Do the following statements agree with the potato grafting protocol below? Answer yes or no for each, quoting the deciding words of the protocol. (a) The protocol's authors expect the method to work only for plants first grown in vitro, not for plants grown from tubers in soil. (b) The soil is blocking compost and sand mixed in a 3:1 proportion. (c) A laminar flow hood is still required when plants are grown from tubers in soil.

-- EXCERPT TO READ --
_____
Grafting is a very useful technique for testing the transmission of long-distance signals in plants and is used in agriculture and gardening for different purposes. This protocol, based on a previously published one (Jackson et al., 1998), describes a grafting method for potato plants, which has successfully been used to test the transmission of tuber-inducing signals (Martin et al., 2009; González-Schain et al., 2012). We describe first the procedures for plant growth and then the grafting procedure. Although this method has been used for grafting plants that were initially grown in vitro, it should work as well with plants grown from tubers in soil. This protocol probably works well for other plant species, with small modifications.

Keywords: Grafting(嫁接), Potato(马铃薯), Solanum tuberosum(马铃薯)

Materials and Reagents

  1. Murashige & Skoog medium including vitamins (Duchefa Biochemie, catalog number: M0222 )
  2. Sucrose
  3. MES (Sigma-Aldrich, catalog number: M8250 )
  4. ddH2O
  5. KOH
  6. GelriteTM (Duchefa Biochemie, catalog number: G1101.5000 )
  7. Soil composed of blocking compost (Plantaflor® Presstopfsubstrat) and sand in a 3:1 proportion
  8. KNO3
  9. NH4NO3
  10. K2HPO4
  11. KH2PO4
  12. Ca(NO3)2.4H2O
  13. MgSO42.7H2O
  14. FeSO42.7H2O
  15. Kelamix
  16. Fertilization solution: modified Hoagland’s solution (Johnson et al., 1957) diluted 1/60 (see Recipes)
  17. 2MS medium (see Recipes)

Equipment

  1. Plant growth chamber
  2. Laminar flow hood
  3. Sterile forceps
  4. Glass jars, glass tubes or plastic containers suitable for in vitro growth
    Note: Equipments 1-4 is not required if plants are grown from tubers in soil.
_____
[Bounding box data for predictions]
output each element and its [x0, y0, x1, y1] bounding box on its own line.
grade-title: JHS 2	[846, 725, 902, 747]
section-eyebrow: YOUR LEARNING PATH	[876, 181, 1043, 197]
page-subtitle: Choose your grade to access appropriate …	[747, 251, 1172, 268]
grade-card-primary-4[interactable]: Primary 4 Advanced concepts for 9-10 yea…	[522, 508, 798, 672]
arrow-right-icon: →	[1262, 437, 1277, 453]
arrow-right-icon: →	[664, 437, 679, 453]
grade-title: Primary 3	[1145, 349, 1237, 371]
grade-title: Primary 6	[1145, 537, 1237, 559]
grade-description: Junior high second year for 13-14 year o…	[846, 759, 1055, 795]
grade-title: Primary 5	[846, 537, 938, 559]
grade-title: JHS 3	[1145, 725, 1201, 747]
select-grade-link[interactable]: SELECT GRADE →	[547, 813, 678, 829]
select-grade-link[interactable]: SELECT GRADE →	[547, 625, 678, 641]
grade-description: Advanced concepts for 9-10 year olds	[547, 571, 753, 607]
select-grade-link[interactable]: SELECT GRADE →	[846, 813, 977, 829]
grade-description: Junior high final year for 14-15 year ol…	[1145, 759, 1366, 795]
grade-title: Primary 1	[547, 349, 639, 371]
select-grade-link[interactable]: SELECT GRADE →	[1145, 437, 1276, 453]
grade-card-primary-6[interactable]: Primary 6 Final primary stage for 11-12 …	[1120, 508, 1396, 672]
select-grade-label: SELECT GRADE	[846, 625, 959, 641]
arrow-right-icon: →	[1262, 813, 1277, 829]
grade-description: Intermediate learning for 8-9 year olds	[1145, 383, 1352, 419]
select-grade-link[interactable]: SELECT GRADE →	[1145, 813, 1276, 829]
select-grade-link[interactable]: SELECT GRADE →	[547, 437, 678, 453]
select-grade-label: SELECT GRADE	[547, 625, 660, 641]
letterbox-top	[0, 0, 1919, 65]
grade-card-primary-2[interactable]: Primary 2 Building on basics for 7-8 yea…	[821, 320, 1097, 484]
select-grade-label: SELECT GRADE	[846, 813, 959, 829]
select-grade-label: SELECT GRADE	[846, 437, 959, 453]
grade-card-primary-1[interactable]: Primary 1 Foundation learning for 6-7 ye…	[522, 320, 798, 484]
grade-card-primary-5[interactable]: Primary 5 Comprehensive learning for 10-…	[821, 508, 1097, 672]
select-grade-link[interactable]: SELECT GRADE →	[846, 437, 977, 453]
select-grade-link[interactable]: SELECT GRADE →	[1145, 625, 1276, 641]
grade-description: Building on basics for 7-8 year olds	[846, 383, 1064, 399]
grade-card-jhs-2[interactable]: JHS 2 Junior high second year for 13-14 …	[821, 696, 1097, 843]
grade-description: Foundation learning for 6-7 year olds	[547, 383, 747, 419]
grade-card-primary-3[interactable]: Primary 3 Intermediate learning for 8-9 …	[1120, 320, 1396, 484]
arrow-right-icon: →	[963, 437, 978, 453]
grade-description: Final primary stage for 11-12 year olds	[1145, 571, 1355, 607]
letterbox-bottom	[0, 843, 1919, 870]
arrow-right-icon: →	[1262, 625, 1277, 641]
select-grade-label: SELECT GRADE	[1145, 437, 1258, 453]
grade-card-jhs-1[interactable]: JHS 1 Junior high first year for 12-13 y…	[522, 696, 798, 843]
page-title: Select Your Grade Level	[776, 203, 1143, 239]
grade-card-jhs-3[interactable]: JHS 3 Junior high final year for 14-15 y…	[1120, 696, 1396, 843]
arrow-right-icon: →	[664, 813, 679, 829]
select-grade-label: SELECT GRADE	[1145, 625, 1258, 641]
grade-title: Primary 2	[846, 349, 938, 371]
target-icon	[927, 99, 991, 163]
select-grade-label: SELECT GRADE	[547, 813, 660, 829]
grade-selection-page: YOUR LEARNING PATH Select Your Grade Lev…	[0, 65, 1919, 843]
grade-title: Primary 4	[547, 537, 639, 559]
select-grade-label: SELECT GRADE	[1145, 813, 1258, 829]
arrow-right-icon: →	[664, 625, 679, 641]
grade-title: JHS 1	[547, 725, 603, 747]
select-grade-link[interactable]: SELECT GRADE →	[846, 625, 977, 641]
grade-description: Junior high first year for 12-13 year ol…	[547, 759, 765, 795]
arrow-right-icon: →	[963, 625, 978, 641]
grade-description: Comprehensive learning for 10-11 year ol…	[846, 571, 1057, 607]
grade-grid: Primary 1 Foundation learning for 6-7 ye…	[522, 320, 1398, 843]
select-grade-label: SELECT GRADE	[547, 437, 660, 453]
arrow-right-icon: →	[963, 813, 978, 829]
_____
-- SOLUTION TO THE EXERCISE --
(a) No: "it should work as well with plants grown from tubers in soil."
(b) Yes: "Soil composed of blocking compost (Plantaflor® Presstopfsubstrat) and sand in a 3:1 proportion"
(c) No: "Equipments 1-4 is not required if plants are grown from tubers in soil."